→ WHAT THE TASK ASKS:
Copy every line of the data that includes the string "Lola".

→ Dataset records:
— Begin —

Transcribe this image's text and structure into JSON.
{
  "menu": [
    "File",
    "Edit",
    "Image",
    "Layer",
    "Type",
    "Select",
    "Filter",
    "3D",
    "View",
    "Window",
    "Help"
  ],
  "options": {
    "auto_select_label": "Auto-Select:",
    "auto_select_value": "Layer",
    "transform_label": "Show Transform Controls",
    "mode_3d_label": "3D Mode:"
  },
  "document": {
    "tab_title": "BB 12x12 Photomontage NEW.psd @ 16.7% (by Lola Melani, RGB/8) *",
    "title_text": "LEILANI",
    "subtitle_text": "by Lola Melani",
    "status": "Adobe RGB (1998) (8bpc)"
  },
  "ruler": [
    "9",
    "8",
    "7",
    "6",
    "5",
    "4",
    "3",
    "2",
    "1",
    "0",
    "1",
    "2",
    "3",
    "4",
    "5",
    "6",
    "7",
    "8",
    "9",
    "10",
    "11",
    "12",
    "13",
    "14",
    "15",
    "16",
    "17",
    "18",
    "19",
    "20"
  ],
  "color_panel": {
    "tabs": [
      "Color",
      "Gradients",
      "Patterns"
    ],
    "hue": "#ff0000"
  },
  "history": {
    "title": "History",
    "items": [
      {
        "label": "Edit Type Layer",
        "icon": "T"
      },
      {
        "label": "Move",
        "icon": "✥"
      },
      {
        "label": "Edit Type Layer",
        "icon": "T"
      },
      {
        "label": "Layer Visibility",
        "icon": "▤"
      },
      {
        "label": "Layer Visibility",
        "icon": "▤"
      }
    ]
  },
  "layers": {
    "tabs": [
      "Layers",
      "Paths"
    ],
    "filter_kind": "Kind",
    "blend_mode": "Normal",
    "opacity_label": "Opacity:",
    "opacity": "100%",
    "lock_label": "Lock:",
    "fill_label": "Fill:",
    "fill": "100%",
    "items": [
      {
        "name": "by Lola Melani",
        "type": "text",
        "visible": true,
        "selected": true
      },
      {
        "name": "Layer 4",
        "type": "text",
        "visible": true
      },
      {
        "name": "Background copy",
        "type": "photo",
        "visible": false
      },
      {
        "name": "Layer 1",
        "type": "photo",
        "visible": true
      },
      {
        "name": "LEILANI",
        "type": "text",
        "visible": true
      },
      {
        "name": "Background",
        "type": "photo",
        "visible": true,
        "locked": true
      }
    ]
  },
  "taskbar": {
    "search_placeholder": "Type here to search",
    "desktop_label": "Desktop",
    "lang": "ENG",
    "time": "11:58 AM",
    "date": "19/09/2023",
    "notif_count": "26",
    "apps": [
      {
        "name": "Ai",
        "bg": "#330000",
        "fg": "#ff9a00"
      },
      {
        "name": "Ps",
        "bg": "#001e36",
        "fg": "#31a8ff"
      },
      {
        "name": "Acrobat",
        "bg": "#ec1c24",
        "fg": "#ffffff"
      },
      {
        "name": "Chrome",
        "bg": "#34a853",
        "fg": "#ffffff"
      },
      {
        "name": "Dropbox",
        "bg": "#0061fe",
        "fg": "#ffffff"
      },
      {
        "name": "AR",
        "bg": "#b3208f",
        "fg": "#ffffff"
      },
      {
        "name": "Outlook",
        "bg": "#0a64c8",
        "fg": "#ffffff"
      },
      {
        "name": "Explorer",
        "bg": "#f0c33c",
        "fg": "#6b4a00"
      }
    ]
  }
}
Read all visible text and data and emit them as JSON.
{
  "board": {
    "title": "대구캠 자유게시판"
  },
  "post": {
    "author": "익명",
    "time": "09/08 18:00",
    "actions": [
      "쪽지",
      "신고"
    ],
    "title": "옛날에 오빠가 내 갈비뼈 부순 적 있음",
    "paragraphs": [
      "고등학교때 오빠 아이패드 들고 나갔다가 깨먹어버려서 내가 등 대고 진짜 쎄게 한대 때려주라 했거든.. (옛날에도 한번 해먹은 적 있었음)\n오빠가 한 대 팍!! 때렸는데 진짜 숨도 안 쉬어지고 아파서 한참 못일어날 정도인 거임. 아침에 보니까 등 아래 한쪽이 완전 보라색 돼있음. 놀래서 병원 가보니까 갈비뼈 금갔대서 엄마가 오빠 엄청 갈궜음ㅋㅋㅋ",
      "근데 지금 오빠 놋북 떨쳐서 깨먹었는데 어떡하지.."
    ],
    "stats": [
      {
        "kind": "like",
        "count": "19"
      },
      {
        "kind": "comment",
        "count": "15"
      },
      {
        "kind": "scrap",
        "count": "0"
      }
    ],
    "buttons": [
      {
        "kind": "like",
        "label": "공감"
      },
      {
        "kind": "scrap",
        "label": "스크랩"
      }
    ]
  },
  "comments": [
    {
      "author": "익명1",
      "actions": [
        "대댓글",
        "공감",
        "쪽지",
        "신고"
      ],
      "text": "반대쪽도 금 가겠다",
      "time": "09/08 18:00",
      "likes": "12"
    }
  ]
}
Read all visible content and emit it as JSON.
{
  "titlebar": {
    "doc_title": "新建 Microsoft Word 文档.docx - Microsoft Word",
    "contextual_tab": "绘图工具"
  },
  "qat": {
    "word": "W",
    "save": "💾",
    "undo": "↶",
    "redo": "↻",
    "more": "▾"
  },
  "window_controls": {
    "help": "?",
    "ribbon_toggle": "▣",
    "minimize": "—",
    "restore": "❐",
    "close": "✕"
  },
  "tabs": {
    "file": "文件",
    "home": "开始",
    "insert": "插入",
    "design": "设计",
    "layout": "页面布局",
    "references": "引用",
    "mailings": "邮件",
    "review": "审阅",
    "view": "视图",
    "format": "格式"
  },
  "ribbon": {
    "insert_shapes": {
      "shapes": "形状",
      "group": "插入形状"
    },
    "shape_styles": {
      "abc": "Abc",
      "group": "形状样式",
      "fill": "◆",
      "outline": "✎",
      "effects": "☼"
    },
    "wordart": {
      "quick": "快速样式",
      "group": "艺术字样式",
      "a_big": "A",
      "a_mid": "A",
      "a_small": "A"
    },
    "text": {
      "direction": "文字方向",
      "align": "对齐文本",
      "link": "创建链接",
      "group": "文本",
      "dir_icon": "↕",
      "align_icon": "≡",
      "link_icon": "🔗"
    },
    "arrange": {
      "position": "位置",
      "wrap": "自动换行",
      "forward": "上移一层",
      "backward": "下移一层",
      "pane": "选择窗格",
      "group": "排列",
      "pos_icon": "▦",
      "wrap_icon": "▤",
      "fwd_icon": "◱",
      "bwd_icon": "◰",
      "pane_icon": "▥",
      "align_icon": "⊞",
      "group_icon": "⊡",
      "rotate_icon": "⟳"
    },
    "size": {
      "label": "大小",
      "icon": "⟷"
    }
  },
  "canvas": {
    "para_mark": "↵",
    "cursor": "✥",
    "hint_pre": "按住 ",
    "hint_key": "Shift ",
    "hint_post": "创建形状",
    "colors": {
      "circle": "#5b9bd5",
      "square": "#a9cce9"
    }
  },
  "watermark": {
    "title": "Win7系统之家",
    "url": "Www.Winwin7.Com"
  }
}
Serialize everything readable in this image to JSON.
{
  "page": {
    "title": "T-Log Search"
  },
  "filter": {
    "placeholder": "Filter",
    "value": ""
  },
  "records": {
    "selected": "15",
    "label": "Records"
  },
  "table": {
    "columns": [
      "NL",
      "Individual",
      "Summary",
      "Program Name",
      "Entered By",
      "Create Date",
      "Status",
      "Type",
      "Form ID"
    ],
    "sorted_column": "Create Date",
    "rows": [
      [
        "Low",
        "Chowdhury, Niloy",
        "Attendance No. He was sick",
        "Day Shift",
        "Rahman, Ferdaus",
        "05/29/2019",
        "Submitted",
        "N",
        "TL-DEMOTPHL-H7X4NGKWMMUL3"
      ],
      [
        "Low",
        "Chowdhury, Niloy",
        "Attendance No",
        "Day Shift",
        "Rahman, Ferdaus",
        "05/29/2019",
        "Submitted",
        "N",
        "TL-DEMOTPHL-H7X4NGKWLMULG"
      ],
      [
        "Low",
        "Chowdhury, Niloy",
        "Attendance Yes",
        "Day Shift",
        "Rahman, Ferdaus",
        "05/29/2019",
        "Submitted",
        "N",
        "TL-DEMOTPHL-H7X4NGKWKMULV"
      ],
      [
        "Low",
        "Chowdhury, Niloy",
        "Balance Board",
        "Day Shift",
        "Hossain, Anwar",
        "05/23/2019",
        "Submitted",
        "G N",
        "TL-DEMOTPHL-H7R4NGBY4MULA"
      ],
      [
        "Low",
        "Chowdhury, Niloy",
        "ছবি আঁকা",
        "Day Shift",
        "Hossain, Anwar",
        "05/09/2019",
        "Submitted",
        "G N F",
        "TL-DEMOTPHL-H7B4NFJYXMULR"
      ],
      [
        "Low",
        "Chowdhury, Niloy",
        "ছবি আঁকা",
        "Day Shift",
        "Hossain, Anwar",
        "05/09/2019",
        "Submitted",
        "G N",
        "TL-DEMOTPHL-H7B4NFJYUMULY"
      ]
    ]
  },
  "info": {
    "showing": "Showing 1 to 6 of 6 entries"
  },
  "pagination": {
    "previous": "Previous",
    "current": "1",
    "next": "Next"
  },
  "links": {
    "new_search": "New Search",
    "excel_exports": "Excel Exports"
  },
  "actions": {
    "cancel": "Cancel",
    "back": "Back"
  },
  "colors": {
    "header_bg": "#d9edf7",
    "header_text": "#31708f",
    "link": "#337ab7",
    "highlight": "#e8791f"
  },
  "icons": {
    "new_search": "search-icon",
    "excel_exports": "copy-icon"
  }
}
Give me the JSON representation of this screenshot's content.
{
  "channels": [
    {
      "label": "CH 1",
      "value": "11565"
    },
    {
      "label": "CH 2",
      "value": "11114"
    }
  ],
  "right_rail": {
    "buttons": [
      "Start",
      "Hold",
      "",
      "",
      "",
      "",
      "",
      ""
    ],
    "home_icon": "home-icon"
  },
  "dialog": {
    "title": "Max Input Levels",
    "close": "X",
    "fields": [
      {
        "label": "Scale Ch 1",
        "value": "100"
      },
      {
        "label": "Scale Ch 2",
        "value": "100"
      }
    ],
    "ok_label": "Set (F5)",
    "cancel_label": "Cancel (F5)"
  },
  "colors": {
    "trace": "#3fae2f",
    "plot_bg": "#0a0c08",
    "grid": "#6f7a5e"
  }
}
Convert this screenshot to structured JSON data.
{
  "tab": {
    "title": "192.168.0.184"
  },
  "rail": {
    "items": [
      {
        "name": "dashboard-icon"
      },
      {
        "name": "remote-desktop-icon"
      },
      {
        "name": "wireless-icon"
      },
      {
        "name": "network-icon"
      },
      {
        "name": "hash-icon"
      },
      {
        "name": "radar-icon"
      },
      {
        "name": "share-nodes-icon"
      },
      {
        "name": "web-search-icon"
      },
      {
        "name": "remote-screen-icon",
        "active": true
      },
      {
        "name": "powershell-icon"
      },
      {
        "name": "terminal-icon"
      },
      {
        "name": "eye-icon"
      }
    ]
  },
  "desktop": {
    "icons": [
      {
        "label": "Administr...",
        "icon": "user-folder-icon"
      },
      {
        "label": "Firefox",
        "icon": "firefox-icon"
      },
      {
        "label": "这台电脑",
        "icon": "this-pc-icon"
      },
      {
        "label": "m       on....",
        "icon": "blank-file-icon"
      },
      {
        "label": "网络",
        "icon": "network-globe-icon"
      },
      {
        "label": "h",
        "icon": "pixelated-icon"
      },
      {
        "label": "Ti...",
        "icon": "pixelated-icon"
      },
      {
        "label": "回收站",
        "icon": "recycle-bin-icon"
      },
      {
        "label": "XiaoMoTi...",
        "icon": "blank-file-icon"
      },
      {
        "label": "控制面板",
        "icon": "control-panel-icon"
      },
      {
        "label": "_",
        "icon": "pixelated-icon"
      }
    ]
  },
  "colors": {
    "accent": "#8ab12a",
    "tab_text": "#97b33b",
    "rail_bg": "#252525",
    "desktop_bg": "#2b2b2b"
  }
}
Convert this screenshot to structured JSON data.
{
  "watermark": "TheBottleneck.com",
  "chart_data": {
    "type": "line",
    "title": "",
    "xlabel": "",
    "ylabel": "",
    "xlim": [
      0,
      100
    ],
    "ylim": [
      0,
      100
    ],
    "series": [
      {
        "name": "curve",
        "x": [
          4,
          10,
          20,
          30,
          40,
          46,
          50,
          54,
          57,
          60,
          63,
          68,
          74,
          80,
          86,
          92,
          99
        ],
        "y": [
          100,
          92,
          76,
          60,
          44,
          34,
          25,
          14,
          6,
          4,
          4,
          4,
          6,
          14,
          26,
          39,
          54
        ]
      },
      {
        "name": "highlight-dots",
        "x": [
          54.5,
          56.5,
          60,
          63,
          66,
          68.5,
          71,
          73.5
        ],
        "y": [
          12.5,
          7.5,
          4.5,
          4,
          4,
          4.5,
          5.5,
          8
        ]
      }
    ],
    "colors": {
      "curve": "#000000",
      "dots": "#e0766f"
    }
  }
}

— End —

→ SOLUTION TO THIS EXERCISE:
    "tab_title": "BB 12x12 Photomontage NEW.psd @ 16.7% (by Lola Melani, RGB/8) *",
    "subtitle_text": "by Lola Melani",
        "name": "by Lola Melani",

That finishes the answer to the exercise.